## What is being asked
Give the listing again character for character, but drop the images.
+++ Entries shown +++
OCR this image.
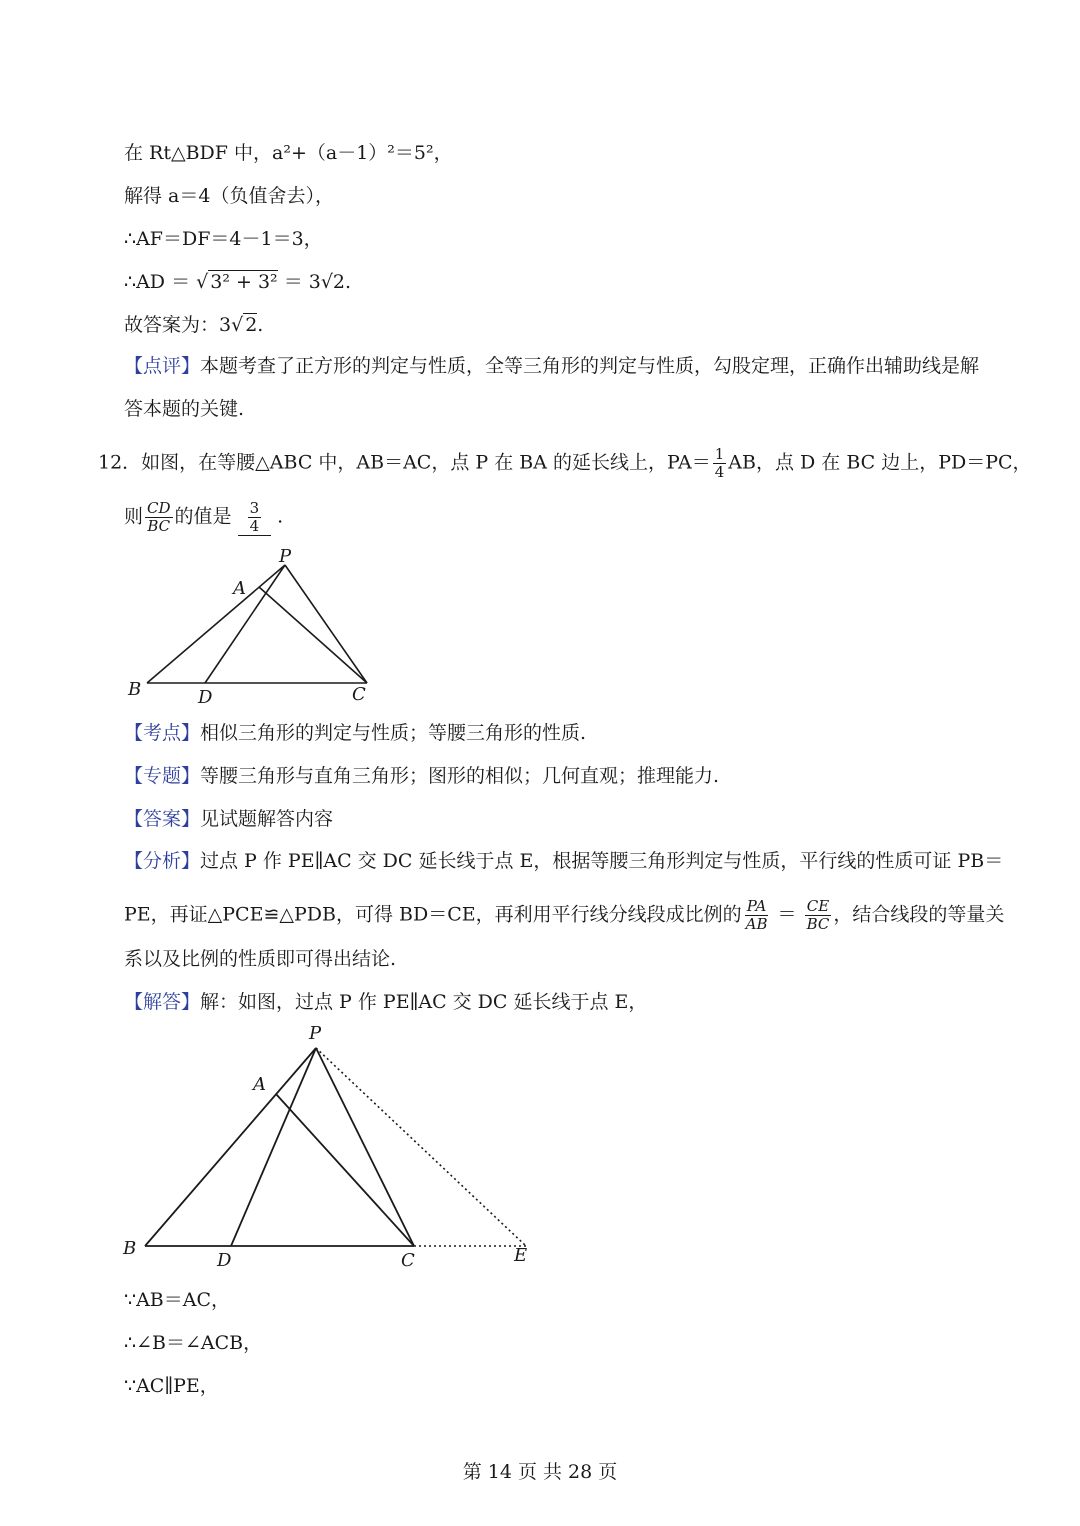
在 Rt△BDF 中，a²+（a－1）²＝5²，
解得 a＝4（负值舍去），
∴AF＝DF＝4－1＝3，
∴AD ＝ √ 3² + 3² ＝ 3√2.
故答案为：3√ 2.
【点评】本题考查了正方形的判定与性质，全等三角形的判定与性质，勾股定理，正确作出辅助线是解
答本题的关键.
12．如图，在等腰△ABC 中，AB＝AC，点 P 在 BA 的延长线上，$PA= \frac{1}{4}$ AB，点 D 在 BC 边上，PD＝PC，
则 $\frac{CD}{BC}$ 的值是 $\frac{3}{4}$ .
P
A
B	D	C
【考点】相似三角形的判定与性质；等腰三角形的性质.
【专题】等腰三角形与直角三角形；图形的相似；几何直观；推理能力.
【答案】见试题解答内容
【分析】过点 P 作 PE∥AC 交 DC 延长线于点 E，根据等腰三角形判定与性质，平行线的性质可证 PB＝
PE，再证△PCE≌△PDB，可得 BD＝CE，再利用平行线分线段成比例的 $\frac{PA}{AB} = \frac{CE}{BC}$ ，结合线段的等量关
系以及比例的性质即可得出结论.
【解答】解：如图，过点 P 作 PE∥AC 交 DC 延长线于点 E，
P
A
B
D	C	E
∵AB＝AC，
∴∠B＝∠ACB，
∵AC∥PE，
第 14 页 共 28 页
+++
## Answer to this task
OCR this image.
在 Rt△BDF 中，a²+（a－1）²＝5²，
解得 a＝4（负值舍去），
∴AF＝DF＝4－1＝3，
∴AD ＝ √ 3² + 3² ＝ 3√2.
故答案为：3√ 2.
【点评】本题考查了正方形的判定与性质，全等三角形的判定与性质，勾股定理，正确作出辅助线是解
答本题的关键.
12．如图，在等腰△ABC 中，AB＝AC，点 P 在 BA 的延长线上，$PA= \frac{1}{4}$ AB，点 D 在 BC 边上，PD＝PC，
则 $\frac{CD}{BC}$ 的值是 $\frac{3}{4}$ .
P
A
B	D	C
【考点】相似三角形的判定与性质；等腰三角形的性质.
【专题】等腰三角形与直角三角形；图形的相似；几何直观；推理能力.
【答案】见试题解答内容
【分析】过点 P 作 PE∥AC 交 DC 延长线于点 E，根据等腰三角形判定与性质，平行线的性质可证 PB＝
PE，再证△PCE≌△PDB，可得 BD＝CE，再利用平行线分线段成比例的 $\frac{PA}{AB} = \frac{CE}{BC}$ ，结合线段的等量关
系以及比例的性质即可得出结论.
【解答】解：如图，过点 P 作 PE∥AC 交 DC 延长线于点 E，
P
A
B
D	C	E
∵AB＝AC，
∴∠B＝∠ACB，
∵AC∥PE，
第 14 页 共 28 页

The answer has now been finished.